Extracted entries:
---

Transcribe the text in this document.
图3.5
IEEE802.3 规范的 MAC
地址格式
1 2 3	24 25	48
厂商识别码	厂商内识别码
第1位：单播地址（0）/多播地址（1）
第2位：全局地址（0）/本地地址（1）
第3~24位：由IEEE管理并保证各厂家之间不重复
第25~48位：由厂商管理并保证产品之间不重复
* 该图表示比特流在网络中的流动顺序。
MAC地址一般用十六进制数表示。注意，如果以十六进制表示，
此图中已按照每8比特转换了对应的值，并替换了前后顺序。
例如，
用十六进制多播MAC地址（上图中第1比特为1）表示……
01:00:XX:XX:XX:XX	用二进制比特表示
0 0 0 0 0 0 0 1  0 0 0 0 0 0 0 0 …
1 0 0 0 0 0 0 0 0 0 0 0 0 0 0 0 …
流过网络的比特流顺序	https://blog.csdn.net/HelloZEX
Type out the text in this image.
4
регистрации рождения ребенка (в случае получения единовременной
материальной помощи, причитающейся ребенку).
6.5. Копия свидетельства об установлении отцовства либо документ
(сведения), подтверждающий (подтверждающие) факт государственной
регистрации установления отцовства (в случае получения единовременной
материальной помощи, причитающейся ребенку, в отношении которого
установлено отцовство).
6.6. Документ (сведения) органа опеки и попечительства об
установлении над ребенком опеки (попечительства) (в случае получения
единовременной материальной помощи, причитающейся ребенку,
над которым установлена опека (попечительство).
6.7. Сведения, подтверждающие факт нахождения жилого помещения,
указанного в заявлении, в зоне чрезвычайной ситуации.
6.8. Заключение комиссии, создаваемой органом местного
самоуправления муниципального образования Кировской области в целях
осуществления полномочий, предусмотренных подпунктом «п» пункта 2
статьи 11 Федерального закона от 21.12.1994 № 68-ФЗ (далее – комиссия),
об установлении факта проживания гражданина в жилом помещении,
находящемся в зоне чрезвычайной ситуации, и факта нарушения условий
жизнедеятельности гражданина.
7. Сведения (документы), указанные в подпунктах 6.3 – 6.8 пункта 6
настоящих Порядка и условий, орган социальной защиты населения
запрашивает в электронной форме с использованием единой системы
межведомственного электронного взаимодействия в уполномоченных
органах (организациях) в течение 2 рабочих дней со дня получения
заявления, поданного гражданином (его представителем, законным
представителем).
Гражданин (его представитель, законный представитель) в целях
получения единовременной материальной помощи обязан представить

---

Copy out the full set of records precisely, leaving nothing out.

Solution below:
Transcribe the text in this document.
图3.5
IEEE802.3 规范的 MAC
地址格式
1 2 3	24 25	48
厂商识别码	厂商内识别码
第1位：单播地址（0）/多播地址（1）
第2位：全局地址（0）/本地地址（1）
第3~24位：由IEEE管理并保证各厂家之间不重复
第25~48位：由厂商管理并保证产品之间不重复
* 该图表示比特流在网络中的流动顺序。
MAC地址一般用十六进制数表示。注意，如果以十六进制表示，
此图中已按照每8比特转换了对应的值，并替换了前后顺序。
例如，
用十六进制多播MAC地址（上图中第1比特为1）表示……
01:00:XX:XX:XX:XX	用二进制比特表示
0 0 0 0 0 0 0 1  0 0 0 0 0 0 0 0 …
1 0 0 0 0 0 0 0 0 0 0 0 0 0 0 0 …
流过网络的比特流顺序	https://blog.csdn.net/HelloZEX
Type out the text in this image.
4
регистрации рождения ребенка (в случае получения единовременной
материальной помощи, причитающейся ребенку).
6.5. Копия свидетельства об установлении отцовства либо документ
(сведения), подтверждающий (подтверждающие) факт государственной
регистрации установления отцовства (в случае получения единовременной
материальной помощи, причитающейся ребенку, в отношении которого
установлено отцовство).
6.6. Документ (сведения) органа опеки и попечительства об
установлении над ребенком опеки (попечительства) (в случае получения
единовременной материальной помощи, причитающейся ребенку,
над которым установлена опека (попечительство).
6.7. Сведения, подтверждающие факт нахождения жилого помещения,
указанного в заявлении, в зоне чрезвычайной ситуации.
6.8. Заключение комиссии, создаваемой органом местного
самоуправления муниципального образования Кировской области в целях
осуществления полномочий, предусмотренных подпунктом «п» пункта 2
статьи 11 Федерального закона от 21.12.1994 № 68-ФЗ (далее – комиссия),
об установлении факта проживания гражданина в жилом помещении,
находящемся в зоне чрезвычайной ситуации, и факта нарушения условий
жизнедеятельности гражданина.
7. Сведения (документы), указанные в подпунктах 6.3 – 6.8 пункта 6
настоящих Порядка и условий, орган социальной защиты населения
запрашивает в электронной форме с использованием единой системы
межведомственного электронного взаимодействия в уполномоченных
органах (организациях) в течение 2 рабочих дней со дня получения
заявления, поданного гражданином (его представителем, законным
представителем).
Гражданин (его представитель, законный представитель) в целях
получения единовременной материальной помощи обязан представить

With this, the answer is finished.